[Records that describe figures]
..........
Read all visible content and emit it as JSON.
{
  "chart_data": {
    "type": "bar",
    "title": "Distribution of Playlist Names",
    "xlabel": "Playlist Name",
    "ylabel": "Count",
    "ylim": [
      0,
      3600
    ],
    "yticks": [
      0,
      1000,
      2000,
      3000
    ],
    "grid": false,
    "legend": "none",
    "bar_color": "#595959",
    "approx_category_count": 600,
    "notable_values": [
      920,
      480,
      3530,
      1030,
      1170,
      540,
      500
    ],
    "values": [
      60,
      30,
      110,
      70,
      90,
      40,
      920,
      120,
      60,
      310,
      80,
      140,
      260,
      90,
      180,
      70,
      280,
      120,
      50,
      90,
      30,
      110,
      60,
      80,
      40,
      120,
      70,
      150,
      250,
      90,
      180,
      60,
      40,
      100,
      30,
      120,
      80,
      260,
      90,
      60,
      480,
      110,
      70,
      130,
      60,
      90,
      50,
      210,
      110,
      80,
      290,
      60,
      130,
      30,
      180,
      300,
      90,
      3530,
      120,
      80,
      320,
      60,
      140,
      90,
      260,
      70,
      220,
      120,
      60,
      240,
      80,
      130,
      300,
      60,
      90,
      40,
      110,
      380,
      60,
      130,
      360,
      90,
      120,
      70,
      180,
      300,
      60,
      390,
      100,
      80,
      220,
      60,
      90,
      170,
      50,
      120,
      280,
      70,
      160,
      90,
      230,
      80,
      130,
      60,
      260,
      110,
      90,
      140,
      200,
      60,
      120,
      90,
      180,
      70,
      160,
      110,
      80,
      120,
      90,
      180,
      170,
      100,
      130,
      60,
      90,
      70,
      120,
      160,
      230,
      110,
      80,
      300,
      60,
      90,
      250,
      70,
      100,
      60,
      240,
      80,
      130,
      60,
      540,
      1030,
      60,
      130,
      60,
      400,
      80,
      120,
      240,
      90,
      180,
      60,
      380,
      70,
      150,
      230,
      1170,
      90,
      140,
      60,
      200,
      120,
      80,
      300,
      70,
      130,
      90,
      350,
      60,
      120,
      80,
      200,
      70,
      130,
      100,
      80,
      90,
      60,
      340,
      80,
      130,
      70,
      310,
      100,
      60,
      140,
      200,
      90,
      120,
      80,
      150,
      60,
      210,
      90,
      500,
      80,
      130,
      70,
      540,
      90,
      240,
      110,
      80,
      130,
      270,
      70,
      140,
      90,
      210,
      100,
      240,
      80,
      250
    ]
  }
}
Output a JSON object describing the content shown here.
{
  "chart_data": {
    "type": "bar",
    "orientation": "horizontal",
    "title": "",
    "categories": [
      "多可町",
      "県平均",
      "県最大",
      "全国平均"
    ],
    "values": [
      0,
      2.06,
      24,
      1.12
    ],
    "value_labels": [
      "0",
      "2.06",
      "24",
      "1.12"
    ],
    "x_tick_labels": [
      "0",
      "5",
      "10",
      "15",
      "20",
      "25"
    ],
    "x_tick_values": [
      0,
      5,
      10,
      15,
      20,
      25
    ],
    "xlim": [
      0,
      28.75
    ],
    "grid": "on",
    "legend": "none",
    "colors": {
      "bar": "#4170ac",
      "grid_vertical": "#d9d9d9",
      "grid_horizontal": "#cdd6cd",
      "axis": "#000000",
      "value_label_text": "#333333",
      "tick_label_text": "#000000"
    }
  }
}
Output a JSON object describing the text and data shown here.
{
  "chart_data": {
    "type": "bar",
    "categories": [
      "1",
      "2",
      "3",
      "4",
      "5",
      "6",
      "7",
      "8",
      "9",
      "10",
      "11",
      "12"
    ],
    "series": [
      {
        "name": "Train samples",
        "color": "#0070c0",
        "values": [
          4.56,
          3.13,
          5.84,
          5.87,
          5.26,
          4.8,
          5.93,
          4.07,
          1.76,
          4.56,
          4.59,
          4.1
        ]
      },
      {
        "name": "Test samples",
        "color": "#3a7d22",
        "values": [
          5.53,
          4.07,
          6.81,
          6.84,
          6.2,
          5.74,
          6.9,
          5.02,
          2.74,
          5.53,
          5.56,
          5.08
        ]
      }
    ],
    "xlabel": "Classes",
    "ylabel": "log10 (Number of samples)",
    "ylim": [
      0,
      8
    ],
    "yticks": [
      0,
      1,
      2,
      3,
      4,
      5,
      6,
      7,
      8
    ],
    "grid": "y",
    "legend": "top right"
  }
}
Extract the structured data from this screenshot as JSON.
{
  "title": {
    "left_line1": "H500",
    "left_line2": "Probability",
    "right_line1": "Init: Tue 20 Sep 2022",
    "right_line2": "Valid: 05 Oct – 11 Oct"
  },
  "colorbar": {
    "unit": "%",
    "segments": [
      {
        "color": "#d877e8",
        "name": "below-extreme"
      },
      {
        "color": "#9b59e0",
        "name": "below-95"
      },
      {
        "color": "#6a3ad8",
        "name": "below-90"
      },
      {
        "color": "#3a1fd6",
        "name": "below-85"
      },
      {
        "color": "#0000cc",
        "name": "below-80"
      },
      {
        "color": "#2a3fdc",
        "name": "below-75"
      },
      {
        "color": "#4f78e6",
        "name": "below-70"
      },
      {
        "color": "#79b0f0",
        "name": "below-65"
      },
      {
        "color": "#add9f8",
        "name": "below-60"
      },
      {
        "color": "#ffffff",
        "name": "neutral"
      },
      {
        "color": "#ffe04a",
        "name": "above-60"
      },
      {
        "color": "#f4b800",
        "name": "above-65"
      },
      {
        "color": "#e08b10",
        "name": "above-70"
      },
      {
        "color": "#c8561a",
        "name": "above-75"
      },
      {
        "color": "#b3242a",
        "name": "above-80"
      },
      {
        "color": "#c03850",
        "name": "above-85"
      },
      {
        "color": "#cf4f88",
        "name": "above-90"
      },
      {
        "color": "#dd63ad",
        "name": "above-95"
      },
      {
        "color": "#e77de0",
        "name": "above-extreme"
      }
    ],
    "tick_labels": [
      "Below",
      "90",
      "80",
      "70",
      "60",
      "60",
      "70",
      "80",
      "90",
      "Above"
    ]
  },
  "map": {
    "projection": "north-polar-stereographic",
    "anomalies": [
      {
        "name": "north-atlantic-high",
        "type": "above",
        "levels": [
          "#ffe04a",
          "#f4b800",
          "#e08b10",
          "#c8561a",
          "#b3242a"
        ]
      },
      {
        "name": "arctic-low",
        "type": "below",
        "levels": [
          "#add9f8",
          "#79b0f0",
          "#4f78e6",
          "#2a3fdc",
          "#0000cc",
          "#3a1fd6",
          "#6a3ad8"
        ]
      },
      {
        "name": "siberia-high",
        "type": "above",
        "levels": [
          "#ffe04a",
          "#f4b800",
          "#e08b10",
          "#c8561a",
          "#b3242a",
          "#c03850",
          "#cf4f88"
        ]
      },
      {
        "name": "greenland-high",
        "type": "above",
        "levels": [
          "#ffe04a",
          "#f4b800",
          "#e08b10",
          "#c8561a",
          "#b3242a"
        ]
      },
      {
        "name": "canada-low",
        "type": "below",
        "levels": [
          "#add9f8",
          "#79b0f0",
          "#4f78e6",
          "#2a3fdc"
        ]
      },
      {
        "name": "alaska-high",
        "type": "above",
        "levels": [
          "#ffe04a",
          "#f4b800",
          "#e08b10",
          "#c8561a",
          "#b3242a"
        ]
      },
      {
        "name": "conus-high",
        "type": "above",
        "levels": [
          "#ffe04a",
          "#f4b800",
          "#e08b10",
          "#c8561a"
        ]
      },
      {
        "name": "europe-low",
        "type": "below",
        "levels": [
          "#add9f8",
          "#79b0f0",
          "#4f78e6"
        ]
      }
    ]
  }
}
..........
• _Given task_: Select every line of the material above holding the word "content" and copy it.

• _Correct output_:
Read all visible content and emit it as JSON.
Output a JSON object describing the content shown here.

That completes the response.